ANA FRANCISCA PONZIO
ESPECIAL PARA A FOLHA, DE LYON

A coreografia "Still Here", do norte-americano Bill T. Jones, estreou na última quarta-feira na abertura da 6ª Bienal Internacional de Dança de Lyon (França).
"Still Here" é um símbolo deste final de século. Além de ter o drama da Aids como ponto de partida, a peça marca um novo momento na dança moderna americana, que ao longo das últimas décadas produziu manifestações revolucionárias, mas quase sempre voltadas para a beleza e a complexidade formal dos movimentos.
Bill T. Jones lidera uma nova geração que faz da dança quase um manifesto. Centro das atenções da imprensa internacional reunida em Lyon, Jones consolida a tendência americana de resgatar a dança de conteúdo expressivo, que vai além das formas para comunicar as inquietações do momento.
Negro, soropositivo, 42 anos, Bill T. Jones criou "Still Here" a partir de 11 "workshops de sobrevivência" que ele realizou durante quase um ano com doentes terminais, não só vítimas de Aids.
....................
■ Tarefa proposta: Cite as características pessoais de Bill T. Jones enumeradas na notícia, na frase que começa com "Negro".

[Listagens de elementos e caixas]
....................
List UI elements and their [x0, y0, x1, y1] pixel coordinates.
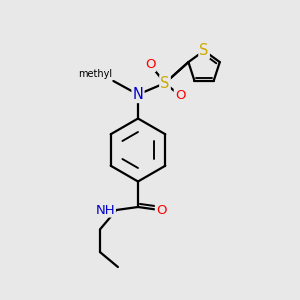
Text: N: N [133, 87, 143, 102]
Text: S: S [160, 76, 170, 91]
Text: S: S [200, 43, 209, 58]
Text: O: O [175, 89, 185, 102]
Text: methyl: methyl [78, 69, 112, 79]
Text: NH: NH [95, 203, 115, 217]
Text: O: O [145, 58, 155, 71]
Text: O: O [156, 203, 166, 217]
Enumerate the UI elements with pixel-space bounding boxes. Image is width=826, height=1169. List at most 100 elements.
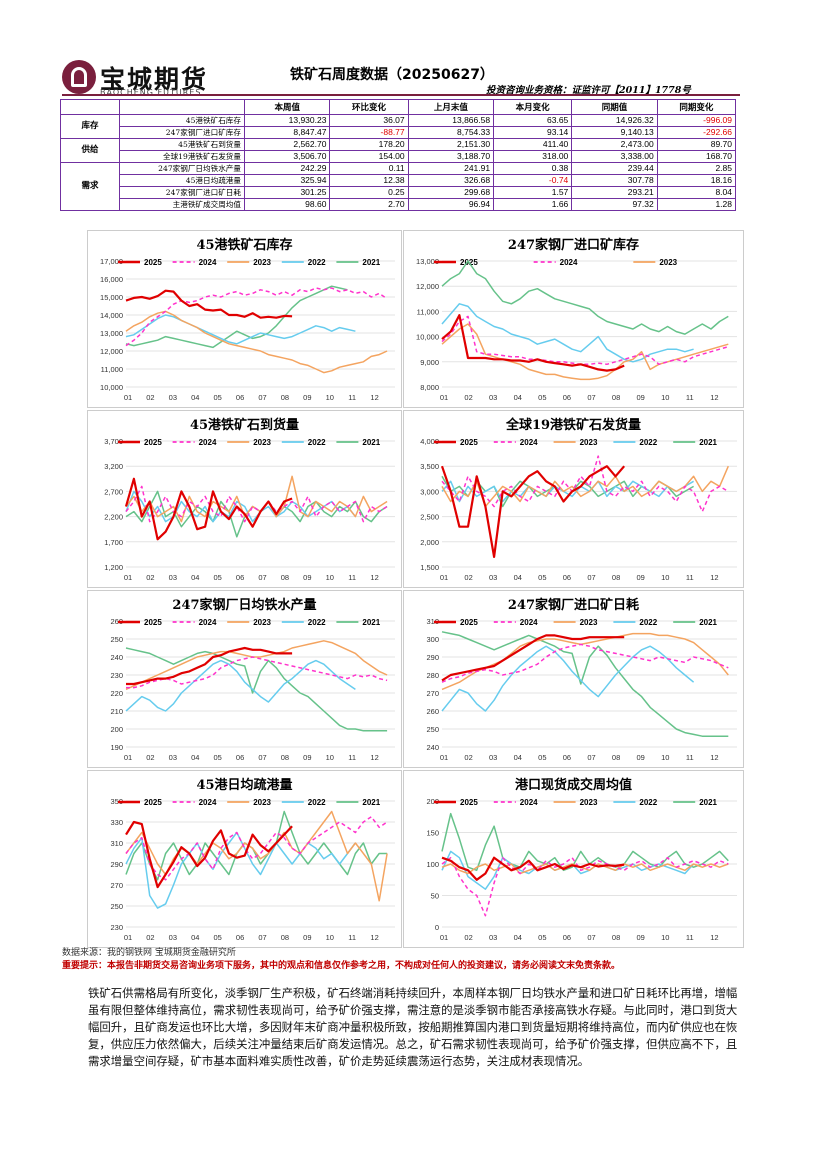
x-tick-label: 11: [348, 393, 356, 402]
x-tick-label: 09: [303, 573, 311, 582]
table-row: 45港日均疏港量 325.94 12.38 326.68 -0.74 307.78 18.1…: [61, 174, 737, 187]
x-tick-label: 01: [124, 753, 132, 762]
y-tick-label: 220: [110, 689, 123, 698]
legend-label: 2022: [308, 438, 326, 447]
table-cell: 239.44: [571, 162, 658, 175]
table-header-row: 本周值 环比变化 上月末值 本月变化 同期值 同期变化: [60, 99, 737, 115]
x-tick-label: 08: [281, 573, 289, 582]
x-tick-label: 10: [326, 393, 334, 402]
table-header-cell: 环比变化: [329, 99, 409, 115]
x-tick-label: 12: [710, 573, 718, 582]
table-row: 需求 247家钢厂日均铁水产量 242.29 0.11 241.91 0.38 239.44…: [60, 162, 737, 211]
table-cell: 293.21: [571, 186, 658, 199]
x-tick-label: 05: [538, 753, 546, 762]
legend-label: 2022: [308, 798, 326, 807]
legend-label: 2024: [199, 258, 217, 267]
table-item-label: 主港铁矿成交周均值: [119, 198, 245, 211]
table-cell: 154.00: [329, 150, 409, 163]
x-tick-label: 07: [587, 753, 595, 762]
x-tick-label: 06: [236, 753, 244, 762]
x-tick-label: 05: [538, 933, 546, 942]
series-line-2022: [441, 645, 695, 712]
y-tick-label: 290: [426, 653, 439, 662]
x-tick-label: 06: [563, 753, 571, 762]
x-tick-label: 05: [213, 753, 221, 762]
y-tick-label: 290: [110, 860, 123, 869]
logo: 宝城期货 BAOCHENG FUTURES: [62, 60, 242, 98]
table-group-label: 库存: [60, 114, 120, 139]
x-tick-label: 11: [348, 573, 356, 582]
x-tick-label: 06: [563, 573, 571, 582]
x-tick-label: 06: [563, 933, 571, 942]
x-tick-label: 08: [612, 393, 620, 402]
x-tick-label: 03: [169, 933, 177, 942]
y-tick-label: 260: [426, 707, 439, 716]
chart-global-shipments: 全球19港铁矿石发货量 4,000 3,500 3,000 2,500 2,000 1,50…: [403, 410, 744, 588]
x-tick-label: 04: [514, 393, 522, 402]
x-tick-label: 05: [538, 393, 546, 402]
y-tick-label: 9,000: [420, 358, 439, 367]
x-tick-label: 08: [612, 573, 620, 582]
x-tick-label: 05: [213, 393, 221, 402]
x-tick-label: 09: [303, 753, 311, 762]
x-tick-label: 10: [326, 573, 334, 582]
x-tick-label: 01: [440, 393, 448, 402]
table-cell: 2.70: [329, 198, 409, 211]
table-cell: 242.29: [243, 162, 331, 175]
table-cell: 13,866.58: [407, 114, 495, 127]
y-tick-label: 190: [110, 743, 123, 752]
series-line-2021: [125, 647, 388, 732]
table-cell: 326.68: [407, 174, 495, 187]
table-cell: 12.38: [329, 174, 409, 187]
table-cell: 2,473.00: [571, 138, 658, 151]
y-tick-label: 350: [110, 797, 123, 806]
x-tick-label: 03: [169, 573, 177, 582]
table-cell: 14,926.32: [571, 114, 658, 127]
x-tick-label: 02: [464, 933, 472, 942]
chart-port-arrivals: 45港铁矿石到货量 3,700 3,200 2,700 2,200 1,700 1,200 0…: [87, 410, 402, 588]
x-tick-label: 04: [514, 753, 522, 762]
chart-svg: 港口现货成交周均值 200 150 100 50 001 02 03 04 05 06 07 08 09 1…: [426, 777, 737, 942]
x-tick-label: 04: [191, 933, 199, 942]
chart-title: 全球19港铁矿石发货量: [505, 417, 641, 433]
legend-label: 2023: [580, 438, 598, 447]
y-tick-label: 2,700: [104, 487, 123, 496]
x-tick-label: 10: [326, 933, 334, 942]
table-cell: 299.68: [407, 186, 495, 199]
x-tick-label: 10: [326, 753, 334, 762]
legend-label: 2024: [560, 258, 578, 267]
y-tick-label: 260: [110, 617, 123, 626]
x-tick-label: 01: [124, 573, 132, 582]
chart-title: 45港铁矿石库存: [196, 237, 292, 253]
table-cell: 168.70: [656, 150, 737, 163]
y-tick-label: 330: [110, 818, 123, 827]
x-tick-label: 09: [636, 933, 644, 942]
y-tick-label: 100: [426, 860, 439, 869]
table-item-label: 全球19港铁矿石发货量: [119, 150, 245, 163]
table-cell: 1.28: [656, 198, 737, 211]
chart-title: 45港日均疏港量: [196, 777, 292, 793]
series-line-2022: [125, 314, 356, 345]
table-header-cell: 同期值: [571, 99, 658, 115]
legend-label: 2024: [199, 618, 217, 627]
table-item-label: 247家钢厂日均铁水产量: [119, 162, 245, 175]
table-header-cell: 本月变化: [493, 99, 573, 115]
x-tick-label: 09: [636, 573, 644, 582]
legend-label: 2024: [520, 798, 538, 807]
table-item-label: 45港铁矿石到货量: [119, 138, 245, 151]
x-tick-label: 12: [370, 933, 378, 942]
table-header-cell: [119, 99, 245, 115]
x-tick-label: 07: [587, 393, 595, 402]
chart-ore-consumption: 247家钢厂进口矿日耗 310 300 290 280 270 260 250 240 01 02 0…: [403, 590, 744, 768]
y-tick-label: 250: [110, 635, 123, 644]
x-tick-label: 07: [258, 573, 266, 582]
series-line-2022: [125, 490, 356, 523]
x-tick-label: 06: [236, 933, 244, 942]
series-line-2022: [441, 303, 694, 363]
table-cell: 3,338.00: [571, 150, 658, 163]
y-tick-label: 200: [426, 797, 439, 806]
x-tick-label: 08: [281, 753, 289, 762]
x-tick-label: 03: [489, 573, 497, 582]
series-line-2024: [441, 315, 729, 366]
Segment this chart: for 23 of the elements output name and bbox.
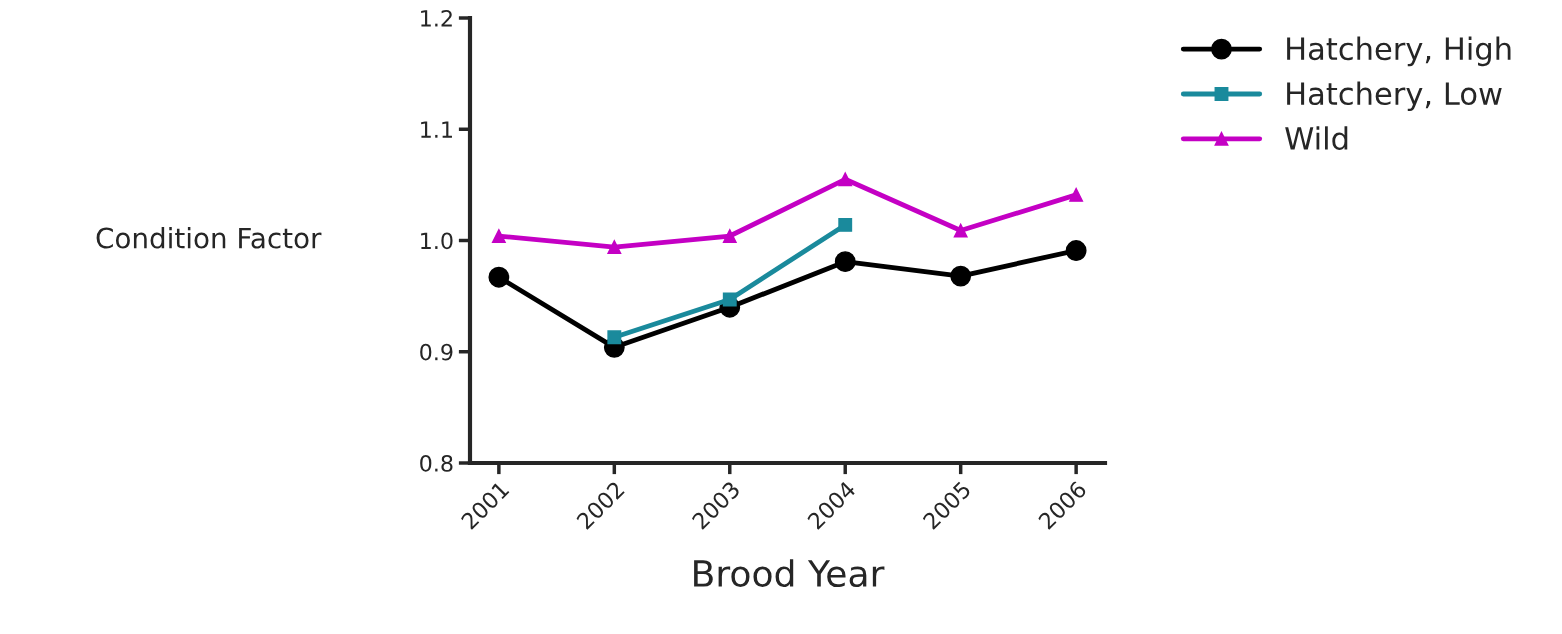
point: [950, 265, 972, 287]
y-axis-title: Condition Factor: [96, 227, 322, 249]
point: [1065, 240, 1087, 261]
point: [722, 229, 737, 243]
y-tick-label: 0.9: [420, 343, 453, 361]
point: [838, 217, 853, 232]
point: [838, 172, 853, 187]
y-tick-label: 1.1: [421, 121, 452, 138]
x-axis-title: Brood Year: [694, 559, 885, 588]
point: [722, 292, 737, 307]
legend-label: Wild: [1285, 126, 1348, 150]
point: [1069, 187, 1084, 202]
point: [607, 240, 622, 255]
point: [491, 229, 506, 243]
point: [834, 251, 856, 273]
point: [488, 266, 510, 288]
legend-label: Hatchery, Low: [1287, 81, 1502, 112]
point: [953, 223, 968, 238]
legend-label: Hatchery, High: [1287, 36, 1511, 67]
point: [607, 330, 622, 345]
y-tick-label: 0.8: [420, 454, 453, 472]
y-tick-label: 1.2: [421, 9, 452, 27]
y-tick-label: 1.0: [421, 232, 453, 250]
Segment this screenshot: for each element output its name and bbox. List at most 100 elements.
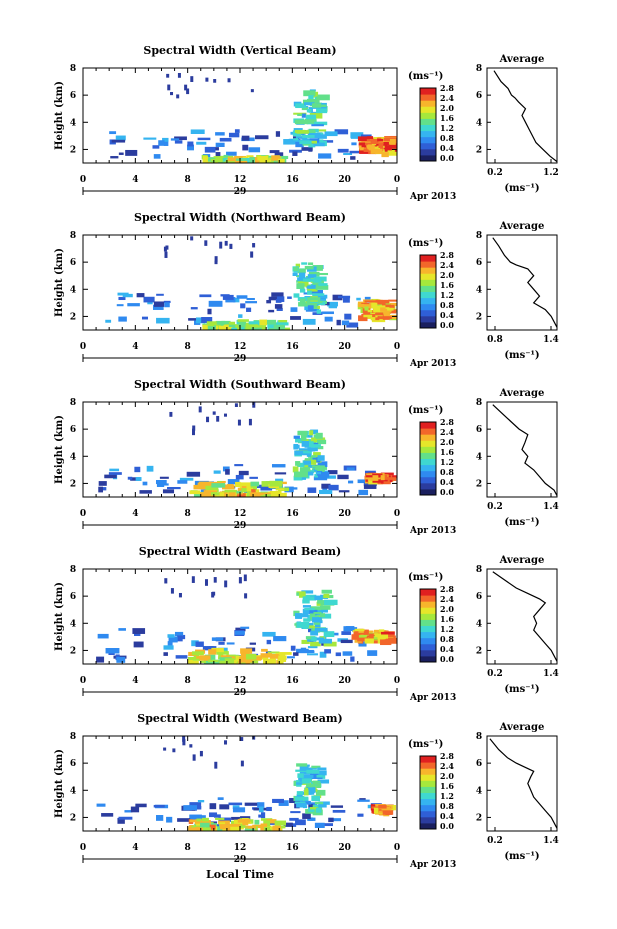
....................
■ Resposta do exercício: Negro, soropositivo, 42 anos.